[Dataset items]

====

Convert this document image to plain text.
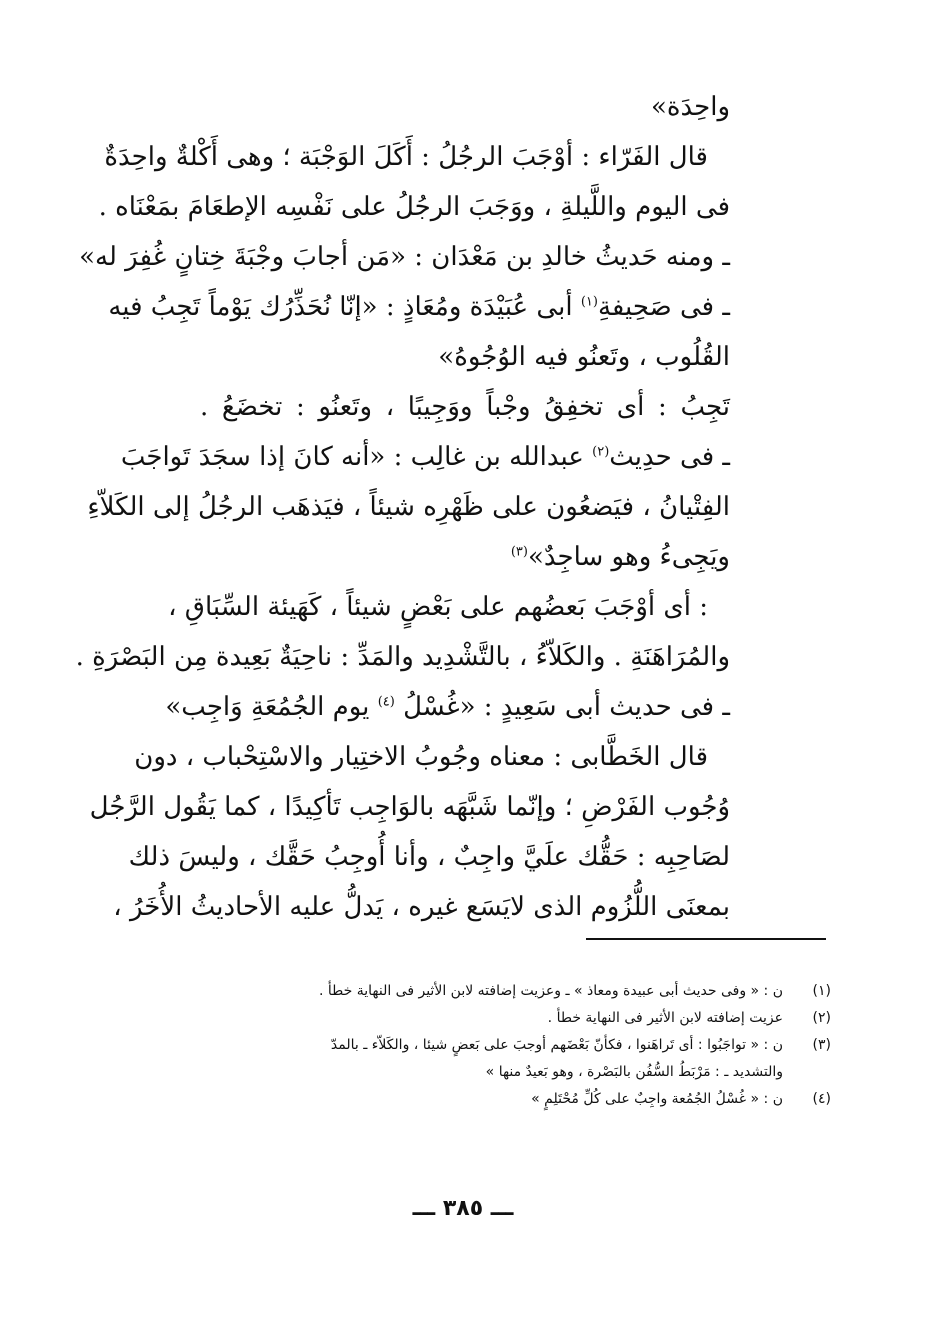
واحِدَة»
قال الفَرّاء : أوْجَبَ الرجُلُ : أَكَلَ الوَجْبَة ؛ وهى أَكْلةٌ واحِدَةٌ
فى اليوم واللَّيلةِ ، ووَجَبَ الرجُلُ على نَفْسِه الإطعَامَ بمَعْنَاه .
ـ ومنه حَديثُ خالدِ بن مَعْدَان : «مَن أجابَ وجْبَةَ خِتانٍ غُفِرَ له»
ـ فى صَحِيفةِ$^{(١)}$ أبى عُبَيْدَة ومُعَاذٍ : «إنّا نُحَذِّرُك يَوْماً تَجِبُ فيه
القُلُوب ، وتَعنُو فيه الوُجُوهُ»
تَجِبُ : أى تخفِقُ وجْباً ووَجِيبًا ، وتَعنُو : تخضَعُ .
ـ فى حدِيث$^{(٢)}$ عبدالله بن غالِب : «أنه كانَ إذا سجَدَ تَواجَبَ
الفِتْيانُ ، فيَضعُون على ظَهْرِه شيئاً ، فيَذهَب الرجُلُ إلى الكَلاّءِ
ويَجِىءُ وهو ساجِدٌ»$^{(٣)}$
: أى أوْجَبَ بَعضُهم على بَعْضٍ شيئاً ، كَهَيئة السِّبَاقِ ،
والمُرَاهَنَةِ . والكَلاّءُ ، بالتَّشْدِيد والمَدِّ : ناحِيَةٌ بَعِيدة مِن البَصْرَةِ .
ـ فى حديث أبى سَعِيدٍ : «غُسْلُ $^{(٤)}$ يوم الجُمُعَةِ وَاجِب»
قال الخَطَّابى : معناه وجُوبُ الاختِيار والاسْتِحْباب ، دون
وُجُوب الفَرْضِ ؛ وإنّما شَبَّهَه بالوَاجِب تَأكِيدًا ، كما يَقُول الرَّجُل
لصَاحِبِه : حَقُّك علَيَّ واجِبٌ ، وأنا أُوجِبُ حَقَّك ، وليسَ ذلك
بمعنَى اللُّزُوم الذى لايَسَع غيره ، يَدلُّ عليه الأحاديثُ الأُخَرُ ،
(١)
ن : « وفى حديث أبى عبيدة ومعاذ » ـ وعزيت إضافته لابن الأثير فى النهاية خطأ .
(٢)
عزيت إضافته لابن الأثير فى النهاية خطأ .
(٣)
ن : « تواجَبُوا : أى تَراهَنوا ، فكأنّ بَعْضَهم أوجبَ على بَعضٍ شيئا ، والكَلاّء ـ بالمدّ
والتشديد ـ : مَرْبَطُ السُّفُن بالبَصْرة ، وهو بَعيدٌ منها »
(٤)
ن : « غُسْلُ الجُمُعة واجِبٌ على كُلِّ مُحْتَلِمٍ »
ـــ ٣٨٥ ـــ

====

* [WHAT IS REQUIRED]:
Give the count of lines in the data shown above that contain "النهاية", and nothing else.

* [RESPONSE TO THIS EXERCISE]:
2